»»

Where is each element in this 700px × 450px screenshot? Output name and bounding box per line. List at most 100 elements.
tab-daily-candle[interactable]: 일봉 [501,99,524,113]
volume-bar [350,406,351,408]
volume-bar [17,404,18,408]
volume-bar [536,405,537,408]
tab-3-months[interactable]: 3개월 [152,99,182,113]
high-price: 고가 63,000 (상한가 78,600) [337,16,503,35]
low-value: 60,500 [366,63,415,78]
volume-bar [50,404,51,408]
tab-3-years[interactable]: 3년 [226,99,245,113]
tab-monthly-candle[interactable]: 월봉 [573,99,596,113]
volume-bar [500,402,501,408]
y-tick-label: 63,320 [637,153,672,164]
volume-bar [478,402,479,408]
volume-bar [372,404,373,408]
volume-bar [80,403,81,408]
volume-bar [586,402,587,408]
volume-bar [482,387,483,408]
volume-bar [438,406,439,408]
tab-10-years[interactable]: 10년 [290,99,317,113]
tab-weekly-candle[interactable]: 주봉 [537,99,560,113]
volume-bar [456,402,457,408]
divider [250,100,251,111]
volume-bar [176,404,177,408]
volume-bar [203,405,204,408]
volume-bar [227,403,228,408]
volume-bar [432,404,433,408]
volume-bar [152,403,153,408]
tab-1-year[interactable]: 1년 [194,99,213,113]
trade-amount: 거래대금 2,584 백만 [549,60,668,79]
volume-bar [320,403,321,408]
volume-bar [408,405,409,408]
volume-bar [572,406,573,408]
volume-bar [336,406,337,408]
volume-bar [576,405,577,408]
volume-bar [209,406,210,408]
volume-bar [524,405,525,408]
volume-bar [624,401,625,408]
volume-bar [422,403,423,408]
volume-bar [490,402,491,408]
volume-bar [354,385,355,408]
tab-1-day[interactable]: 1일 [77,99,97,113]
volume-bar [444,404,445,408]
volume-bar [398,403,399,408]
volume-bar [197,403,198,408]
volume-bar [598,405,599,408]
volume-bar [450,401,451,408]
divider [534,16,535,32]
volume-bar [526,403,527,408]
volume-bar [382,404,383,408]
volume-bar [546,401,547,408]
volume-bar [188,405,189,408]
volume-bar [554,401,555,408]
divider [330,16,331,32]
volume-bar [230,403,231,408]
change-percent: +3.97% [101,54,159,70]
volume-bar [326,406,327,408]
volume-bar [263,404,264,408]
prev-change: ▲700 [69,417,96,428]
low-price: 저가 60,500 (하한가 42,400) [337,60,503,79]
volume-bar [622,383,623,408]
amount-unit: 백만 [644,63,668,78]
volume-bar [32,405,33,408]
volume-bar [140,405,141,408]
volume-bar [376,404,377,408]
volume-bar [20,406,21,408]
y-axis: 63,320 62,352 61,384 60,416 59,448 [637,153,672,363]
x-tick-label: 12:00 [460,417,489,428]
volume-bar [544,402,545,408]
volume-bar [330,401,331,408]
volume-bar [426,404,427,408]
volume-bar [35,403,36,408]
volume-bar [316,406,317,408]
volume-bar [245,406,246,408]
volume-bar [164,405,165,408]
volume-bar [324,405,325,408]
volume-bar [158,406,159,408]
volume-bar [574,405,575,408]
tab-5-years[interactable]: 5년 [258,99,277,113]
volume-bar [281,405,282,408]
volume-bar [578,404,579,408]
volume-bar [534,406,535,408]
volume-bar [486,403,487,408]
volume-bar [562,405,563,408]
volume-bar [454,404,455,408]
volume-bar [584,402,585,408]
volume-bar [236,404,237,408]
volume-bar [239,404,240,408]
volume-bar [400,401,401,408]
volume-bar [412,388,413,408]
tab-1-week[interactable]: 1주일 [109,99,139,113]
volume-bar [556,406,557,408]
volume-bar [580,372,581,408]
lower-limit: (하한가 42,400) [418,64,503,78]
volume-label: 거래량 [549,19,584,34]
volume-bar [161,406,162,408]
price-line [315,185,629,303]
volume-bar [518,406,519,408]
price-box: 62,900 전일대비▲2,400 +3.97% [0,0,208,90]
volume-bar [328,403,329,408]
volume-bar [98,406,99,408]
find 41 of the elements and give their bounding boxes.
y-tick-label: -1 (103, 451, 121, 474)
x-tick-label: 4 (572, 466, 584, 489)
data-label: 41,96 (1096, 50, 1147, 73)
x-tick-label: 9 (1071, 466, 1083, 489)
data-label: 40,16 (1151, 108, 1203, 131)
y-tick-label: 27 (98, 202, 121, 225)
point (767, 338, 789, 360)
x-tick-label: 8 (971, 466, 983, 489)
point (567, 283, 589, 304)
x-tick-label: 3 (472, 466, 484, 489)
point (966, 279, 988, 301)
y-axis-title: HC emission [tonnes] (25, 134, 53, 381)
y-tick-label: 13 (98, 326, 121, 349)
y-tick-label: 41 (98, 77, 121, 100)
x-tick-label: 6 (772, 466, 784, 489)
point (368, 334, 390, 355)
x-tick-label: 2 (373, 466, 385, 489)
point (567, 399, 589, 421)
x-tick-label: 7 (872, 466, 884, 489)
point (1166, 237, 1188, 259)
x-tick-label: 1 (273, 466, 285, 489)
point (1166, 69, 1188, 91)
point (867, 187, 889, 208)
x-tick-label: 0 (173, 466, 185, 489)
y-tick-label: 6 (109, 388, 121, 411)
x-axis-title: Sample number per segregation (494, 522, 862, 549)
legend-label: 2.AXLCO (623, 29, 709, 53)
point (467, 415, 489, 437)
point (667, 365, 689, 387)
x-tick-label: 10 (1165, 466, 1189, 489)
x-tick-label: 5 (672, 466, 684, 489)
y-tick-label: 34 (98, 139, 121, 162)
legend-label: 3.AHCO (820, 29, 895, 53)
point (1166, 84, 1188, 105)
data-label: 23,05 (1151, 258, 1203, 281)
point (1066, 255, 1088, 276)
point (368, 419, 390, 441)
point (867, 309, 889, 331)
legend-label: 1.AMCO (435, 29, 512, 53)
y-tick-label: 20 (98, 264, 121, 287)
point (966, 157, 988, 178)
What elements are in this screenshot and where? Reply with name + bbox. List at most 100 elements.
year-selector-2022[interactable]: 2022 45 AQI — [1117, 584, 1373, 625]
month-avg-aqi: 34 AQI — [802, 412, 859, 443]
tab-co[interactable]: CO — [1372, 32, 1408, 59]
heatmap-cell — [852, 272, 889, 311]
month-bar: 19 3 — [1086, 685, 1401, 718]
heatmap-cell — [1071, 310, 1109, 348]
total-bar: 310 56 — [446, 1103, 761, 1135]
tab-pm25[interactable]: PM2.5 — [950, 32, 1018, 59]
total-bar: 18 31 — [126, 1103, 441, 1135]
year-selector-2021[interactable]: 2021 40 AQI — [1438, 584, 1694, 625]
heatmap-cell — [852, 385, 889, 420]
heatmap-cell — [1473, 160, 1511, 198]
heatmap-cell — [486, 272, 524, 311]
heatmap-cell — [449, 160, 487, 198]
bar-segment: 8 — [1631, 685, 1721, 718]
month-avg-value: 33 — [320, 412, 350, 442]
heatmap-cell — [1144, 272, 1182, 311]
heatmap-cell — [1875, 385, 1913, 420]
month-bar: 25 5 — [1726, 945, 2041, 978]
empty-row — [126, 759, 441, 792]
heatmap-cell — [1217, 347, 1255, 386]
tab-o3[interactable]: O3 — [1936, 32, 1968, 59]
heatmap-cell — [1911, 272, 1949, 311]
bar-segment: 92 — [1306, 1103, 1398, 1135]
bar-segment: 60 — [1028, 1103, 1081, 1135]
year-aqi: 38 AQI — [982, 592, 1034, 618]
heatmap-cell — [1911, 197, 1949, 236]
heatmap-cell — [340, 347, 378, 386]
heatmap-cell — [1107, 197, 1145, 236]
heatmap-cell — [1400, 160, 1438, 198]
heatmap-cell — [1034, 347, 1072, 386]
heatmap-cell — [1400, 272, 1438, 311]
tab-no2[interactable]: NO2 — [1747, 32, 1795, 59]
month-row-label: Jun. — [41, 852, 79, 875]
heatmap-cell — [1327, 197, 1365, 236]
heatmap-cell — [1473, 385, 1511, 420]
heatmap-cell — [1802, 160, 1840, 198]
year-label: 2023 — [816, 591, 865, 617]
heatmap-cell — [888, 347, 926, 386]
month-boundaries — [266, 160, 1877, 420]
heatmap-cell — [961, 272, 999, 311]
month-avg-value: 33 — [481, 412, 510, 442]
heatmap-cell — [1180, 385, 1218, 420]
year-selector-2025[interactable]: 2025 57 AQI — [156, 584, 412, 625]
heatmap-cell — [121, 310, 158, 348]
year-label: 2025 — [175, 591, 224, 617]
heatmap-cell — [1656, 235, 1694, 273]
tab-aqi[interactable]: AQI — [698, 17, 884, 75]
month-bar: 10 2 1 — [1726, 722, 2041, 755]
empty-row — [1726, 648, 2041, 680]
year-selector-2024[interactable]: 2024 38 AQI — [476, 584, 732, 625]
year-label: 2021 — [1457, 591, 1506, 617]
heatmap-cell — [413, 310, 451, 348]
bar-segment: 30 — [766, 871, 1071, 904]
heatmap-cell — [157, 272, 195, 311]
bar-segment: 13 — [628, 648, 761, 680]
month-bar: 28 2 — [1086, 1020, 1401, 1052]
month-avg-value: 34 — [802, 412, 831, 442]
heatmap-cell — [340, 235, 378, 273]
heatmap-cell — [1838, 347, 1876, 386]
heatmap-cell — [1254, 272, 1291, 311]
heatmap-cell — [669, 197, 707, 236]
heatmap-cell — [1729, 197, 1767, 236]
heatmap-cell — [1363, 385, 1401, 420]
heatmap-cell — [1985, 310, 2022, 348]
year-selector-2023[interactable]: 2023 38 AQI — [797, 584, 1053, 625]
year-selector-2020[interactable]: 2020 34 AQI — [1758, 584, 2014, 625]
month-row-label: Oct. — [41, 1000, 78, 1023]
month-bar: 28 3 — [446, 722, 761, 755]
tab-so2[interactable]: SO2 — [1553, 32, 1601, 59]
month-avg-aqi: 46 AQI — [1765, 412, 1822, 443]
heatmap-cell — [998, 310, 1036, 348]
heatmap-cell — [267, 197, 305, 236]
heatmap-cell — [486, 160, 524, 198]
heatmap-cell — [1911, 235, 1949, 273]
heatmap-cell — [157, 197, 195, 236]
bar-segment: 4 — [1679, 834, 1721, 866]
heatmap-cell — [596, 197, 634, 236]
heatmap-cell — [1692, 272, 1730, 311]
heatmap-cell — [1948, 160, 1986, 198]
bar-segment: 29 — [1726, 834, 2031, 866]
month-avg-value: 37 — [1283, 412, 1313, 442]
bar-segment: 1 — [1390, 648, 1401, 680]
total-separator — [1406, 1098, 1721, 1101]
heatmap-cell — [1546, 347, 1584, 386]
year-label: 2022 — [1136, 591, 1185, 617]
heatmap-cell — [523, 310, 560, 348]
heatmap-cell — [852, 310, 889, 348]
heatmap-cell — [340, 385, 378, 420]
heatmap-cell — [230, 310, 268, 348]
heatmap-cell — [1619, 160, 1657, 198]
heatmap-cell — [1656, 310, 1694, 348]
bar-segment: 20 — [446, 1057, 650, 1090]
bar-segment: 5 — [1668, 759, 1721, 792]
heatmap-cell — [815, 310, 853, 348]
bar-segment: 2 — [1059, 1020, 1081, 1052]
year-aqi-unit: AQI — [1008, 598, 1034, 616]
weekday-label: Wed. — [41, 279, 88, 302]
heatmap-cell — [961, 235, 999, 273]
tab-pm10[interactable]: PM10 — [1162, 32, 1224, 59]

««

● **Given problem**
Filter the records above, keeping only the lines that contain the string "most". Matching is case-sensitive.

● **Response to this exercise**
Where is each element in this 700px × 450px screenshot? Output name and bounding box per line. List at most 100 elements.
What elements are in this screenshot and where? Reply with name + bbox. List at most 100 elements.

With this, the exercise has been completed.